■ RECORDS PROVIDED
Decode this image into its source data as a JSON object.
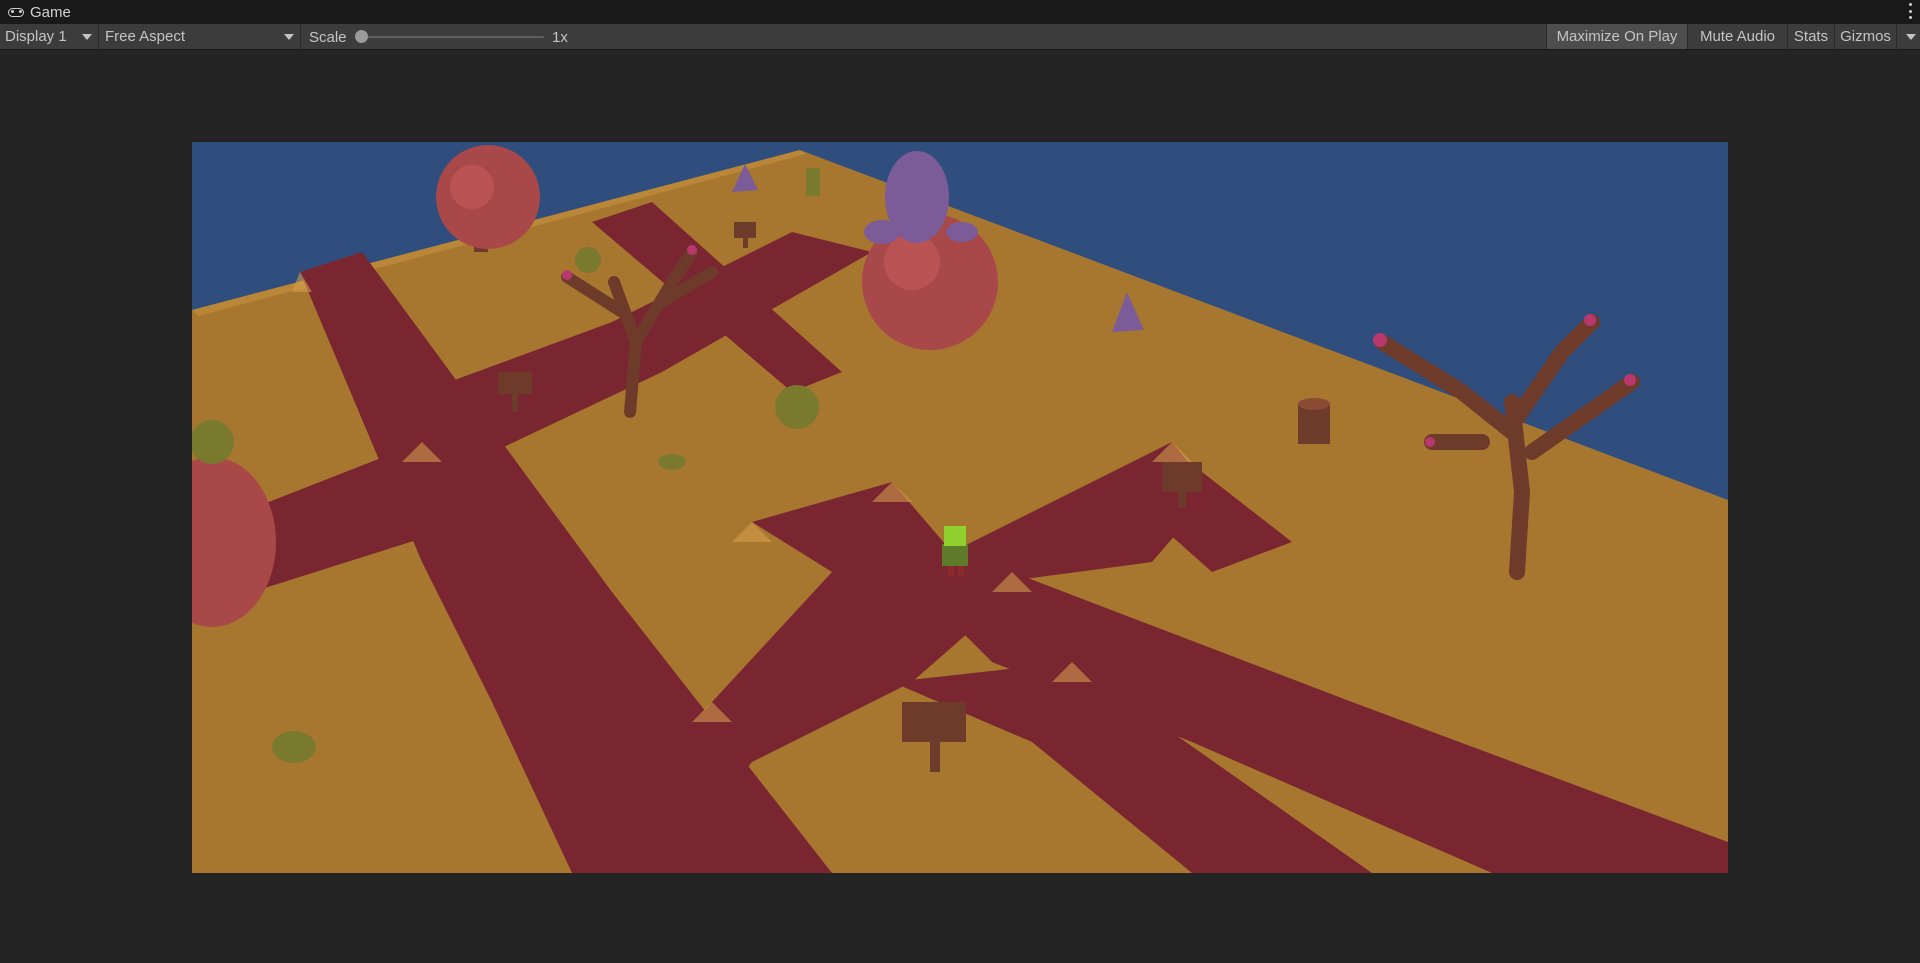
{
  "tab": {
    "title": "Game",
    "icon": "gamepad-icon"
  },
  "toolbar": {
    "display": "Display 1",
    "aspect": "Free Aspect",
    "scale_label": "Scale",
    "scale_value": "1x",
    "scale_fraction": 0.0,
    "maximize_label": "Maximize On Play",
    "maximize_on": true,
    "mute_label": "Mute Audio",
    "stats_label": "Stats",
    "gizmos_label": "Gizmos"
  },
  "colors": {
    "editor_bg": "#242424",
    "toolbar_bg": "#3c3c3c",
    "sky": "#2f4e7e",
    "ground": "#a8772f",
    "path": "#7a2630",
    "foliage": "#a84848",
    "bark": "#6e3a2a",
    "rock": "#7c5c98"
  }
}
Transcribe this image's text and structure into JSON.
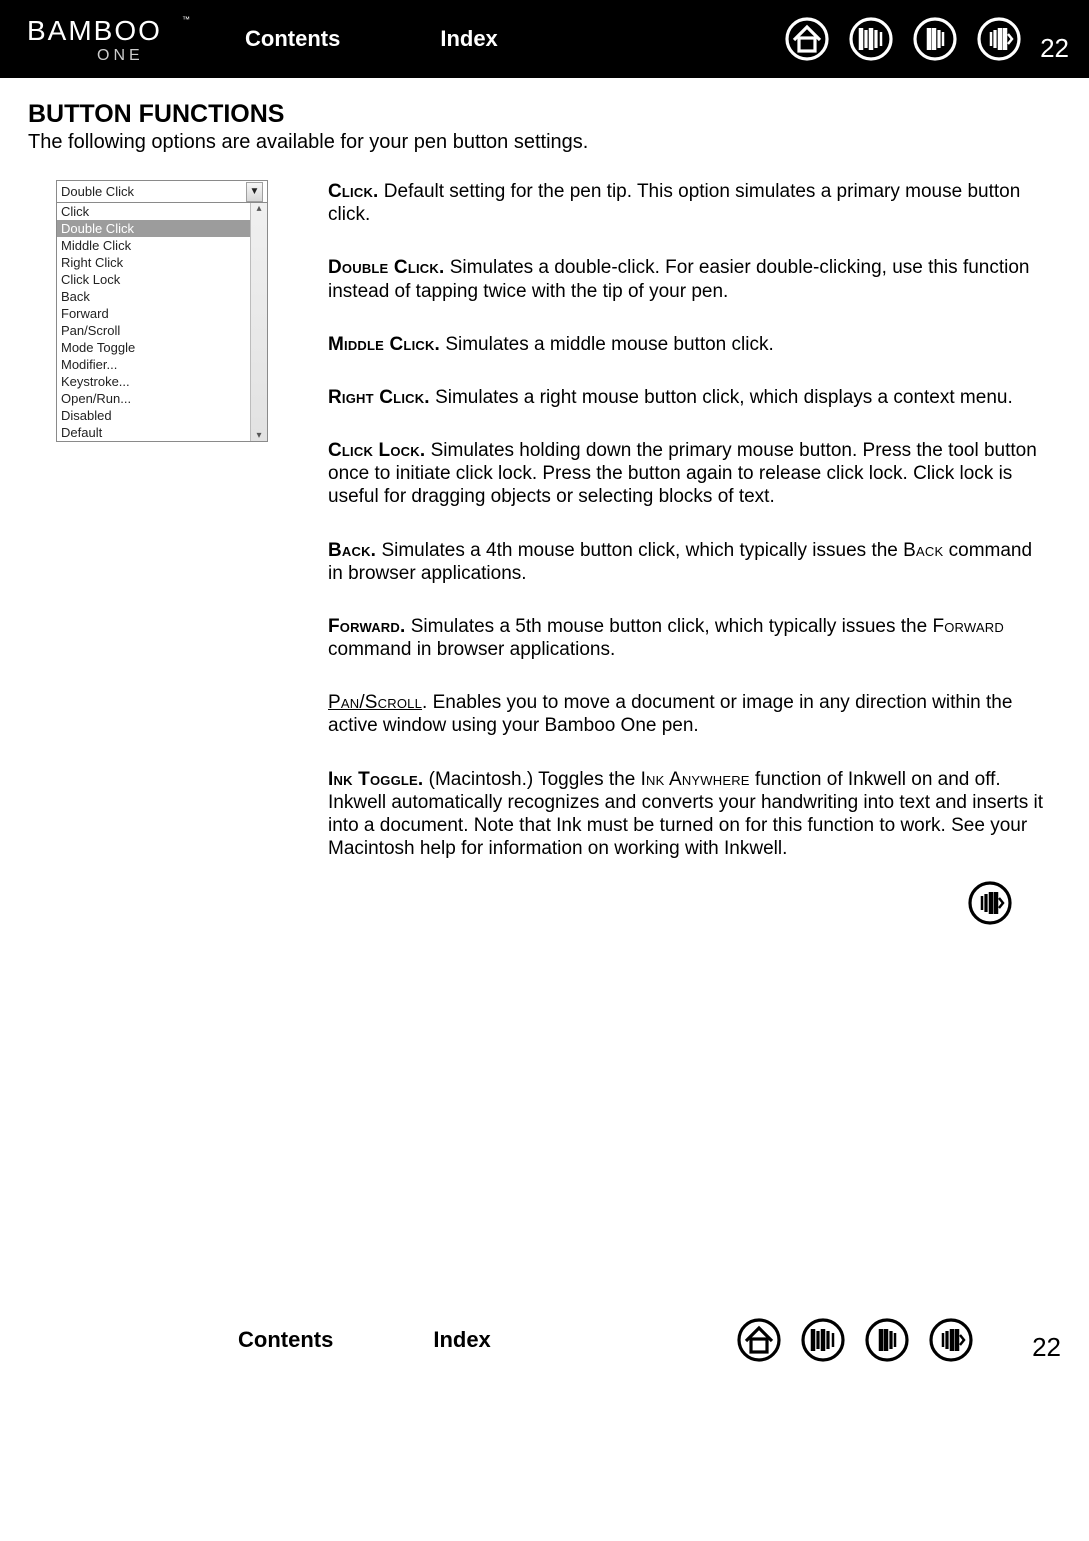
{
  "header": {
    "contents": "Contents",
    "index": "Index",
    "page": "22"
  },
  "title": "BUTTON FUNCTIONS",
  "intro": "The following options are available for your pen button settings.",
  "dropdown": {
    "selected": "Double Click",
    "items": [
      "Click",
      "Double Click",
      "Middle Click",
      "Right Click",
      "Click Lock",
      "Back",
      "Forward",
      "Pan/Scroll",
      "Mode Toggle",
      "Modifier...",
      "Keystroke...",
      "Open/Run...",
      "Disabled",
      "Default"
    ],
    "highlight_index": 1
  },
  "defs": {
    "click_term": "Click.",
    "click_body": "  Default setting for the pen tip.  This option simulates a primary mouse button click.",
    "double_term": "Double Click.",
    "double_body": "  Simulates a double-click.  For easier double-clicking, use this function instead of tapping twice with the tip of your pen.",
    "middle_term": "Middle Click.",
    "middle_body": "  Simulates a middle mouse button click.",
    "right_term": "Right Click.",
    "right_body": "  Simulates a right mouse button click, which displays a context menu.",
    "clicklock_term": "Click Lock.",
    "clicklock_body": "  Simulates holding down the primary mouse button.  Press the tool button once to initiate click lock.  Press the button again to release click lock.  Click lock is useful for dragging objects or selecting blocks of text.",
    "back_term": "Back.",
    "back_body_a": "  Simulates a 4th mouse button click, which typically issues the ",
    "back_sc": "Back",
    "back_body_b": " command in browser applications.",
    "forward_term": "Forward.",
    "forward_body_a": "  Simulates a 5th mouse button click, which typically issues the ",
    "forward_sc": "Forward",
    "forward_body_b": " command in browser applications.",
    "panscroll_term": "Pan/Scroll",
    "panscroll_body": ".  Enables you to move a document or image in any direction within the active window using your Bamboo One pen.",
    "ink_term": "Ink Toggle.",
    "ink_body_a": "  (Macintosh.)  Toggles the ",
    "ink_sc": "Ink Anywhere",
    "ink_body_b": " function of Inkwell on and off.  Inkwell automatically recognizes and converts your handwriting into text and inserts it into a document.  Note that Ink must be turned on for this function to work.  See your Macintosh help for information on working with Inkwell."
  },
  "footer": {
    "contents": "Contents",
    "index": "Index",
    "page": "22"
  }
}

■ SET EXERCISE
Quote the material word for word, dropping any images it holds.

■ RESPONSE TO THIS EXERCISE
Decode this image into its source data as a JSON object.
{
  "tab": {
    "title": "Game",
    "icon": "gamepad-icon"
  },
  "toolbar": {
    "display": "Display 1",
    "aspect": "Free Aspect",
    "scale_label": "Scale",
    "scale_value": "1x",
    "scale_fraction": 0.0,
    "maximize_label": "Maximize On Play",
    "maximize_on": true,
    "mute_label": "Mute Audio",
    "stats_label": "Stats",
    "gizmos_label": "Gizmos"
  },
  "colors": {
    "editor_bg": "#242424",
    "toolbar_bg": "#3c3c3c",
    "sky": "#2f4e7e",
    "ground": "#a8772f",
    "path": "#7a2630",
    "foliage": "#a84848",
    "bark": "#6e3a2a",
    "rock": "#7c5c98"
  }
}
Transcribe this image's text and structure into JSON.
{
  "header": {
    "contents": "Contents",
    "index": "Index",
    "page": "22"
  },
  "title": "BUTTON FUNCTIONS",
  "intro": "The following options are available for your pen button settings.",
  "dropdown": {
    "selected": "Double Click",
    "items": [
      "Click",
      "Double Click",
      "Middle Click",
      "Right Click",
      "Click Lock",
      "Back",
      "Forward",
      "Pan/Scroll",
      "Mode Toggle",
      "Modifier...",
      "Keystroke...",
      "Open/Run...",
      "Disabled",
      "Default"
    ],
    "highlight_index": 1
  },
  "defs": {
    "click_term": "Click.",
    "click_body": "  Default setting for the pen tip.  This option simulates a primary mouse button click.",
    "double_term": "Double Click.",
    "double_body": "  Simulates a double-click.  For easier double-clicking, use this function instead of tapping twice with the tip of your pen.",
    "middle_term": "Middle Click.",
    "middle_body": "  Simulates a middle mouse button click.",
    "right_term": "Right Click.",
    "right_body": "  Simulates a right mouse button click, which displays a context menu.",
    "clicklock_term": "Click Lock.",
    "clicklock_body": "  Simulates holding down the primary mouse button.  Press the tool button once to initiate click lock.  Press the button again to release click lock.  Click lock is useful for dragging objects or selecting blocks of text.",
    "back_term": "Back.",
    "back_body_a": "  Simulates a 4th mouse button click, which typically issues the ",
    "back_sc": "Back",
    "back_body_b": " command in browser applications.",
    "forward_term": "Forward.",
    "forward_body_a": "  Simulates a 5th mouse button click, which typically issues the ",
    "forward_sc": "Forward",
    "forward_body_b": " command in browser applications.",
    "panscroll_term": "Pan/Scroll",
    "panscroll_body": ".  Enables you to move a document or image in any direction within the active window using your Bamboo One pen.",
    "ink_term": "Ink Toggle.",
    "ink_body_a": "  (Macintosh.)  Toggles the ",
    "ink_sc": "Ink Anywhere",
    "ink_body_b": " function of Inkwell on and off.  Inkwell automatically recognizes and converts your handwriting into text and inserts it into a document.  Note that Ink must be turned on for this function to work.  See your Macintosh help for information on working with Inkwell."
  },
  "footer": {
    "contents": "Contents",
    "index": "Index",
    "page": "22"
  }
}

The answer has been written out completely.